GIVEN TASK:
Copy out every one of the entries below word for word.

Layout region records
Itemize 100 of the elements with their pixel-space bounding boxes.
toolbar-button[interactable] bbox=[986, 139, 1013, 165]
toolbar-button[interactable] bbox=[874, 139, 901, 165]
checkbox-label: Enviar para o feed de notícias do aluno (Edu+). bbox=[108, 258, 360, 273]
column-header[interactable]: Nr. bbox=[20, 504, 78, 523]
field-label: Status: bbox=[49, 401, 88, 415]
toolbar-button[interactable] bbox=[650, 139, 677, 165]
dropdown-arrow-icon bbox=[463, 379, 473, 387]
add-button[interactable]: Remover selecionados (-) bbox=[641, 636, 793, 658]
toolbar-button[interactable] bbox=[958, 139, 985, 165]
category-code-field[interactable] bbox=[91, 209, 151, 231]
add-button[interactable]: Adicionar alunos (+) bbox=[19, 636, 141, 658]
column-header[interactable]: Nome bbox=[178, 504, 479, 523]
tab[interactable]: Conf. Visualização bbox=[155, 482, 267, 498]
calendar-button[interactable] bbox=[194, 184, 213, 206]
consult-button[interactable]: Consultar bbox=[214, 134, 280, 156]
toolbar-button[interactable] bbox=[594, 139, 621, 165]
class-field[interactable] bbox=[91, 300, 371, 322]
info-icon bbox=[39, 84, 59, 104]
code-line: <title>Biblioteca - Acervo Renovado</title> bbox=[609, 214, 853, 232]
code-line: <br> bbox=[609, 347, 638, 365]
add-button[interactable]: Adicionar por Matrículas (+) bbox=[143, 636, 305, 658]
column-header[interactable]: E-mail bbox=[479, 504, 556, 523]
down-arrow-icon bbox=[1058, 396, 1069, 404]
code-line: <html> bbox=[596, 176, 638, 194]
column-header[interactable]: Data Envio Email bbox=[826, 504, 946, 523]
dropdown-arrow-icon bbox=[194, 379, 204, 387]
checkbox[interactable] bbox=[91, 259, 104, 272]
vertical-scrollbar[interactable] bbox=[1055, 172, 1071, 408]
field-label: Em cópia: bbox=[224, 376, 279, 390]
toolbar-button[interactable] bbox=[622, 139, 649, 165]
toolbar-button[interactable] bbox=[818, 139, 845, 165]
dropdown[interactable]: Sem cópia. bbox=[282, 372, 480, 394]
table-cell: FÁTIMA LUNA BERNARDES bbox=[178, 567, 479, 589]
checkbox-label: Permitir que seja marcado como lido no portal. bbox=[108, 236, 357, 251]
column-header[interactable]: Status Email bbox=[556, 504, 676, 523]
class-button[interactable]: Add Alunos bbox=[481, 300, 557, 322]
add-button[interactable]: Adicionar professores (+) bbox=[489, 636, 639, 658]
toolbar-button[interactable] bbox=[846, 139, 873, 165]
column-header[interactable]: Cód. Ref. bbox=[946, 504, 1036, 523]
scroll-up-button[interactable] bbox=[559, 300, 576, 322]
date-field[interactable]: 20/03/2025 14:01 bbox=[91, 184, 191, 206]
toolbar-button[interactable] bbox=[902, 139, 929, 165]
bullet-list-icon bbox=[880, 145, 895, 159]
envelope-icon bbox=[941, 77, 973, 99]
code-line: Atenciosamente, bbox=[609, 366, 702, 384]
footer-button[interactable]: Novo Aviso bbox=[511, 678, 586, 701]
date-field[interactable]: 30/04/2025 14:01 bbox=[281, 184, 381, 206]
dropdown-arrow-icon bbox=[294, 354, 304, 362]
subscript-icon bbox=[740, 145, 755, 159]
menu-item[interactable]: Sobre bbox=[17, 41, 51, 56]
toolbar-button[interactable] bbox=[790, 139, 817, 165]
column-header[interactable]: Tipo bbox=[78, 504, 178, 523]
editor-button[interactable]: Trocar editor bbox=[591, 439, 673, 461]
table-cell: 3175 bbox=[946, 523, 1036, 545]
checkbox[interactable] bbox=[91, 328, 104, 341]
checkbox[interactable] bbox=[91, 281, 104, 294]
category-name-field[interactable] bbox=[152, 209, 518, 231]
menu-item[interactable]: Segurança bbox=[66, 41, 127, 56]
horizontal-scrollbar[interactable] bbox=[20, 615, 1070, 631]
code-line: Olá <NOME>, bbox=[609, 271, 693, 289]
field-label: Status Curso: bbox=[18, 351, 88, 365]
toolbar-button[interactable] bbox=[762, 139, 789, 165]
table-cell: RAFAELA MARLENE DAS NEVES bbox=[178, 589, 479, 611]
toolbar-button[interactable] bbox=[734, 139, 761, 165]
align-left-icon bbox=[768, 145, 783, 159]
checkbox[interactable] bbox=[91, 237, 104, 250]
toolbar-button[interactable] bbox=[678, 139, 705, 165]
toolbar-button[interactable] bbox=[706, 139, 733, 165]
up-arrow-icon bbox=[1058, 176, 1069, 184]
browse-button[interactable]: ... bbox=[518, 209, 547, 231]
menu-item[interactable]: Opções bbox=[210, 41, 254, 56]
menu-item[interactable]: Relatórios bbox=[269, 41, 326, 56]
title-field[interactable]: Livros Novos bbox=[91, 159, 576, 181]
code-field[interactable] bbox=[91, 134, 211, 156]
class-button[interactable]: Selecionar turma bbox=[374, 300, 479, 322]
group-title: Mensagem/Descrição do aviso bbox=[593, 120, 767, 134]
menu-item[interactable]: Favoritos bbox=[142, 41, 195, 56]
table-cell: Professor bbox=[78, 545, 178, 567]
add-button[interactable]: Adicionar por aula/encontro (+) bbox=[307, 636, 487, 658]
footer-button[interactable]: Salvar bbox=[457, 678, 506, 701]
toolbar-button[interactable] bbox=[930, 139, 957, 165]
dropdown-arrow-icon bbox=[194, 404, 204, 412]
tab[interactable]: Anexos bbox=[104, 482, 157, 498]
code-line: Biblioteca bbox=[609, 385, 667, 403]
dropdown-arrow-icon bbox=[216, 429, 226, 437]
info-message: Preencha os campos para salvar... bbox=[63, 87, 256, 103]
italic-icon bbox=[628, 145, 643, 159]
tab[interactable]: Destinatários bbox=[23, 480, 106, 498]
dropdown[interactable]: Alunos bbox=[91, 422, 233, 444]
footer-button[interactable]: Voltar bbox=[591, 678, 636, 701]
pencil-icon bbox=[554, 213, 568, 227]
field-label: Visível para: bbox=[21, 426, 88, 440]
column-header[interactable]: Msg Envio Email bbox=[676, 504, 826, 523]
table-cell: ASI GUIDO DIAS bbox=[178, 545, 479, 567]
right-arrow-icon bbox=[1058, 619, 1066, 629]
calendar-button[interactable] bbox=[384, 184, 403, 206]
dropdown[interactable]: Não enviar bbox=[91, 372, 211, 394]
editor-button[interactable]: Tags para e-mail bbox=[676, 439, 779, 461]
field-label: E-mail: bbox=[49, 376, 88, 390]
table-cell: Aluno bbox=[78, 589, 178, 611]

SOLUTION:
Itemize 100 of the elements with their pixel-space bounding boxes.
toolbar-button[interactable] bbox=[986, 139, 1013, 165]
toolbar-button[interactable] bbox=[874, 139, 901, 165]
checkbox-label: Enviar para o feed de notícias do aluno (Edu+). bbox=[108, 258, 360, 273]
column-header[interactable]: Nr. bbox=[20, 504, 78, 523]
field-label: Status: bbox=[49, 401, 88, 415]
toolbar-button[interactable] bbox=[650, 139, 677, 165]
dropdown-arrow-icon bbox=[463, 379, 473, 387]
add-button[interactable]: Remover selecionados (-) bbox=[641, 636, 793, 658]
toolbar-button[interactable] bbox=[958, 139, 985, 165]
category-code-field[interactable] bbox=[91, 209, 151, 231]
add-button[interactable]: Adicionar alunos (+) bbox=[19, 636, 141, 658]
column-header[interactable]: Nome bbox=[178, 504, 479, 523]
tab[interactable]: Conf. Visualização bbox=[155, 482, 267, 498]
calendar-button[interactable] bbox=[194, 184, 213, 206]
consult-button[interactable]: Consultar bbox=[214, 134, 280, 156]
toolbar-button[interactable] bbox=[594, 139, 621, 165]
class-field[interactable] bbox=[91, 300, 371, 322]
info-icon bbox=[39, 84, 59, 104]
code-line: <title>Biblioteca - Acervo Renovado</title> bbox=[609, 214, 853, 232]
code-line: <br> bbox=[609, 347, 638, 365]
add-button[interactable]: Adicionar por Matrículas (+) bbox=[143, 636, 305, 658]
column-header[interactable]: E-mail bbox=[479, 504, 556, 523]
down-arrow-icon bbox=[1058, 396, 1069, 404]
code-line: <html> bbox=[596, 176, 638, 194]
column-header[interactable]: Data Envio Email bbox=[826, 504, 946, 523]
dropdown-arrow-icon bbox=[194, 379, 204, 387]
checkbox[interactable] bbox=[91, 259, 104, 272]
vertical-scrollbar[interactable] bbox=[1055, 172, 1071, 408]
field-label: Em cópia: bbox=[224, 376, 279, 390]
toolbar-button[interactable] bbox=[622, 139, 649, 165]
toolbar-button[interactable] bbox=[818, 139, 845, 165]
dropdown[interactable]: Sem cópia. bbox=[282, 372, 480, 394]
table-cell: FÁTIMA LUNA BERNARDES bbox=[178, 567, 479, 589]
checkbox-label: Permitir que seja marcado como lido no portal. bbox=[108, 236, 357, 251]
column-header[interactable]: Status Email bbox=[556, 504, 676, 523]
class-button[interactable]: Add Alunos bbox=[481, 300, 557, 322]
add-button[interactable]: Adicionar professores (+) bbox=[489, 636, 639, 658]
toolbar-button[interactable] bbox=[846, 139, 873, 165]
column-header[interactable]: Cód. Ref. bbox=[946, 504, 1036, 523]
scroll-up-button[interactable] bbox=[559, 300, 576, 322]
date-field[interactable]: 20/03/2025 14:01 bbox=[91, 184, 191, 206]
toolbar-button[interactable] bbox=[902, 139, 929, 165]
bullet-list-icon bbox=[880, 145, 895, 159]
envelope-icon bbox=[941, 77, 973, 99]
code-line: Atenciosamente, bbox=[609, 366, 702, 384]
footer-button[interactable]: Novo Aviso bbox=[511, 678, 586, 701]
date-field[interactable]: 30/04/2025 14:01 bbox=[281, 184, 381, 206]
dropdown-arrow-icon bbox=[294, 354, 304, 362]
subscript-icon bbox=[740, 145, 755, 159]
menu-item[interactable]: Sobre bbox=[17, 41, 51, 56]
toolbar-button[interactable] bbox=[790, 139, 817, 165]
column-header[interactable]: Tipo bbox=[78, 504, 178, 523]
editor-button[interactable]: Trocar editor bbox=[591, 439, 673, 461]
table-cell: 3175 bbox=[946, 523, 1036, 545]
checkbox[interactable] bbox=[91, 328, 104, 341]
checkbox[interactable] bbox=[91, 281, 104, 294]
category-name-field[interactable] bbox=[152, 209, 518, 231]
menu-item[interactable]: Segurança bbox=[66, 41, 127, 56]
horizontal-scrollbar[interactable] bbox=[20, 615, 1070, 631]
code-line: Olá <NOME>, bbox=[609, 271, 693, 289]
field-label: Status Curso: bbox=[18, 351, 88, 365]
toolbar-button[interactable] bbox=[762, 139, 789, 165]
table-cell: RAFAELA MARLENE DAS NEVES bbox=[178, 589, 479, 611]
toolbar-button[interactable] bbox=[734, 139, 761, 165]
align-left-icon bbox=[768, 145, 783, 159]
checkbox[interactable] bbox=[91, 237, 104, 250]
toolbar-button[interactable] bbox=[678, 139, 705, 165]
toolbar-button[interactable] bbox=[706, 139, 733, 165]
up-arrow-icon bbox=[1058, 176, 1069, 184]
browse-button[interactable]: ... bbox=[518, 209, 547, 231]
menu-item[interactable]: Opções bbox=[210, 41, 254, 56]
menu-item[interactable]: Relatórios bbox=[269, 41, 326, 56]
title-field[interactable]: Livros Novos bbox=[91, 159, 576, 181]
code-field[interactable] bbox=[91, 134, 211, 156]
class-button[interactable]: Selecionar turma bbox=[374, 300, 479, 322]
group-title: Mensagem/Descrição do aviso bbox=[593, 120, 767, 134]
menu-item[interactable]: Favoritos bbox=[142, 41, 195, 56]
table-cell: Professor bbox=[78, 545, 178, 567]
add-button[interactable]: Adicionar por aula/encontro (+) bbox=[307, 636, 487, 658]
footer-button[interactable]: Salvar bbox=[457, 678, 506, 701]
toolbar-button[interactable] bbox=[930, 139, 957, 165]
dropdown-arrow-icon bbox=[194, 404, 204, 412]
tab[interactable]: Anexos bbox=[104, 482, 157, 498]
code-line: Biblioteca bbox=[609, 385, 667, 403]
dropdown-arrow-icon bbox=[216, 429, 226, 437]
info-message: Preencha os campos para salvar... bbox=[63, 87, 256, 103]
italic-icon bbox=[628, 145, 643, 159]
tab[interactable]: Destinatários bbox=[23, 480, 106, 498]
dropdown[interactable]: Alunos bbox=[91, 422, 233, 444]
footer-button[interactable]: Voltar bbox=[591, 678, 636, 701]
pencil-icon bbox=[554, 213, 568, 227]
field-label: Visível para: bbox=[21, 426, 88, 440]
column-header[interactable]: Msg Envio Email bbox=[676, 504, 826, 523]
table-cell: ASI GUIDO DIAS bbox=[178, 545, 479, 567]
right-arrow-icon bbox=[1058, 619, 1066, 629]
calendar-button[interactable] bbox=[384, 184, 403, 206]
dropdown[interactable]: Não enviar bbox=[91, 372, 211, 394]
editor-button[interactable]: Tags para e-mail bbox=[676, 439, 779, 461]
field-label: E-mail: bbox=[49, 376, 88, 390]
table-cell: Aluno bbox=[78, 589, 178, 611]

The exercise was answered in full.